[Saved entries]
::::

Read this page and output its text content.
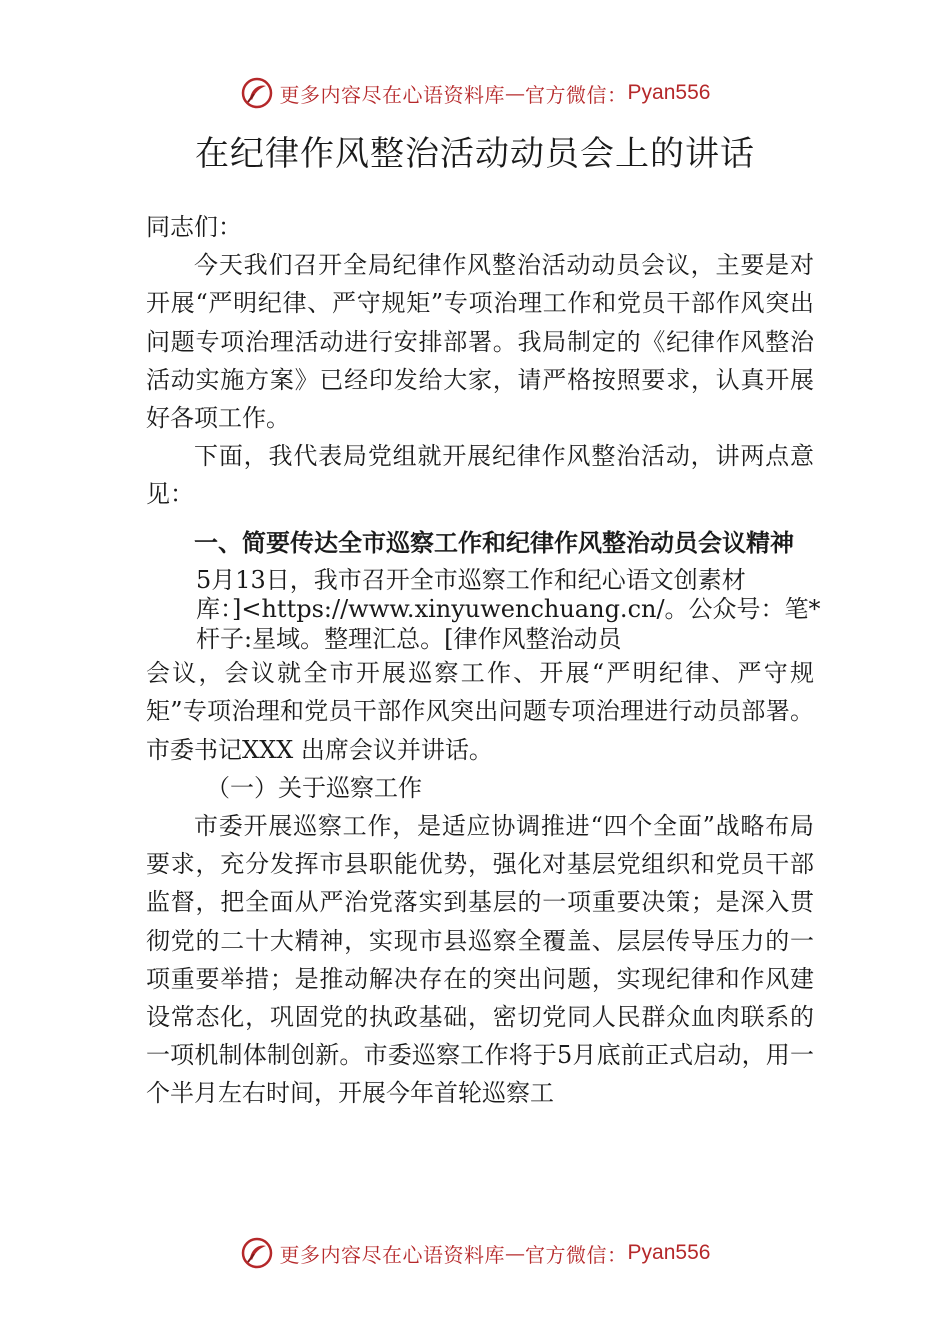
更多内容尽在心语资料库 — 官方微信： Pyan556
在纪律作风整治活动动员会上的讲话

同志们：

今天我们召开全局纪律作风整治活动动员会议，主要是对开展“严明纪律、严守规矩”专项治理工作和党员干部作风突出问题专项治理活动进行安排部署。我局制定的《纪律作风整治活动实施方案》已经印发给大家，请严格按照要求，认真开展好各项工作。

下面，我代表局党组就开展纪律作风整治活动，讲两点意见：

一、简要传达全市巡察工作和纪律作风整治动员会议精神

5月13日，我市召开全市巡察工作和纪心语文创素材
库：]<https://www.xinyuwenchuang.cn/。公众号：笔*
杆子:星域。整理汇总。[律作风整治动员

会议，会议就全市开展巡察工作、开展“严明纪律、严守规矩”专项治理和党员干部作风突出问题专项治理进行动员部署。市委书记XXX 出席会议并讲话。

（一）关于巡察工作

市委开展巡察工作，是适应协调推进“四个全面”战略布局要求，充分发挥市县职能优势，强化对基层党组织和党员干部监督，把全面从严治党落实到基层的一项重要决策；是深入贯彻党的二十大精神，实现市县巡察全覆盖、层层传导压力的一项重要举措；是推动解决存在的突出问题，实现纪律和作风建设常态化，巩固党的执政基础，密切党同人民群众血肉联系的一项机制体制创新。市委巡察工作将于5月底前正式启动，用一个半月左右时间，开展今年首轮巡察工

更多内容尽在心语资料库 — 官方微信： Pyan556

::::

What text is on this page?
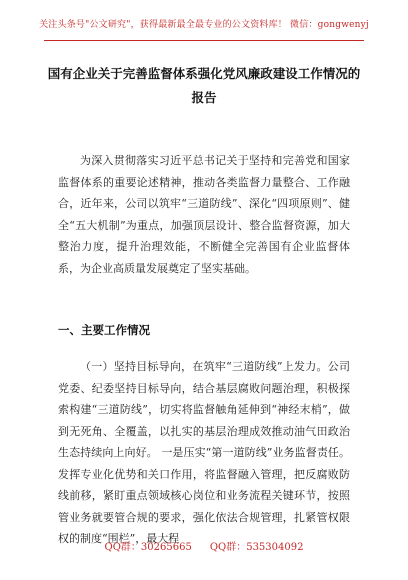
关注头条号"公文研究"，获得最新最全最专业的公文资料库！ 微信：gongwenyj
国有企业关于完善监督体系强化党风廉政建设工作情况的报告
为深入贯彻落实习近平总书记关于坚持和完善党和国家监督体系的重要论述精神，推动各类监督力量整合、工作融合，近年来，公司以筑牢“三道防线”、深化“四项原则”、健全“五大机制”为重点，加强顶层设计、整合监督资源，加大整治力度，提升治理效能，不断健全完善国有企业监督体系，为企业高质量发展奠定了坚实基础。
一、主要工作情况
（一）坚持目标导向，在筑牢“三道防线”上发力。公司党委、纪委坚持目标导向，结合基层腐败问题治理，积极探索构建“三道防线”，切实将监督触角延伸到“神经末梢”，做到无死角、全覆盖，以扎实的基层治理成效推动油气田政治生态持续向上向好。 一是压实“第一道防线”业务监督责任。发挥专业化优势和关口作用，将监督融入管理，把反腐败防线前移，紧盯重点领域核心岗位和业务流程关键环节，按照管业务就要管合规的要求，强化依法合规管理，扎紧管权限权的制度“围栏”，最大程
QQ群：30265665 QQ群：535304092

::::

*THE EXERCISE*
State, as a number only, how many lines in the entries include "page".

*PROBLEM SOLUTION*
2